- EXERCISE DESCRIPTION -
Write out all lines holding the word "비밀번호를".
:: DATASET EXTRACT
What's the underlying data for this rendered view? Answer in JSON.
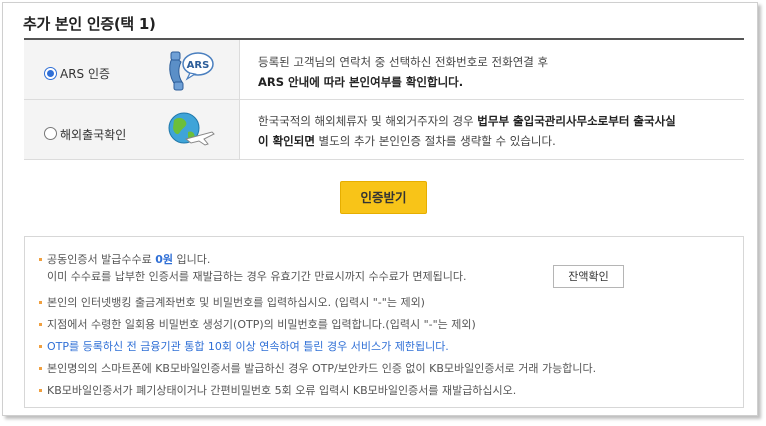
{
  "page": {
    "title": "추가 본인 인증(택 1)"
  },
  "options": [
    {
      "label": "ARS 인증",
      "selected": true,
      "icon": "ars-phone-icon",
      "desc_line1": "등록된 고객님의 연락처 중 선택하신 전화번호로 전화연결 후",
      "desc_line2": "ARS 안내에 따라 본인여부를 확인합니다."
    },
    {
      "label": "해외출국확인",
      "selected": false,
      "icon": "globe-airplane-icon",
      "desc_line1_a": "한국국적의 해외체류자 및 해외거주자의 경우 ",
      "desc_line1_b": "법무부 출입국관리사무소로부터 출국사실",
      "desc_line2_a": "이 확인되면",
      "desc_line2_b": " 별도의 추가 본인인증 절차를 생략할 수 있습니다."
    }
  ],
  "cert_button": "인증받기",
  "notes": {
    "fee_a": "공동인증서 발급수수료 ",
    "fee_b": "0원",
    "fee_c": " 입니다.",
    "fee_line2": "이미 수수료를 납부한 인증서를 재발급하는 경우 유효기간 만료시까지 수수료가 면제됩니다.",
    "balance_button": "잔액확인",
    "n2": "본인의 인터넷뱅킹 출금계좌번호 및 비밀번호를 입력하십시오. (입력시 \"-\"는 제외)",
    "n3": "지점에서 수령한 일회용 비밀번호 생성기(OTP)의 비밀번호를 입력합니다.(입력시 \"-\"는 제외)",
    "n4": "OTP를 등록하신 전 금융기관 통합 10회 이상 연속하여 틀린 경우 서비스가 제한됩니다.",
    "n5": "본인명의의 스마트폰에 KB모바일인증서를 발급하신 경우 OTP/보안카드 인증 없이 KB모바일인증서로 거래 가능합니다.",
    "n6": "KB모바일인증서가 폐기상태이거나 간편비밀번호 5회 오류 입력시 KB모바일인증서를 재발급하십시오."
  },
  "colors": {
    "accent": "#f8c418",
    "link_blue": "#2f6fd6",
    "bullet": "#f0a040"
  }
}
::::
- ANSWER FOR THIS EXERCISE -
    "n2": "본인의 인터넷뱅킹 출금계좌번호 및 비밀번호를 입력하십시오. (입력시 \"-\"는 제외)",
    "n3": "지점에서 수령한 일회용 비밀번호 생성기(OTP)의 비밀번호를 입력합니다.(입력시 \"-\"는 제외)",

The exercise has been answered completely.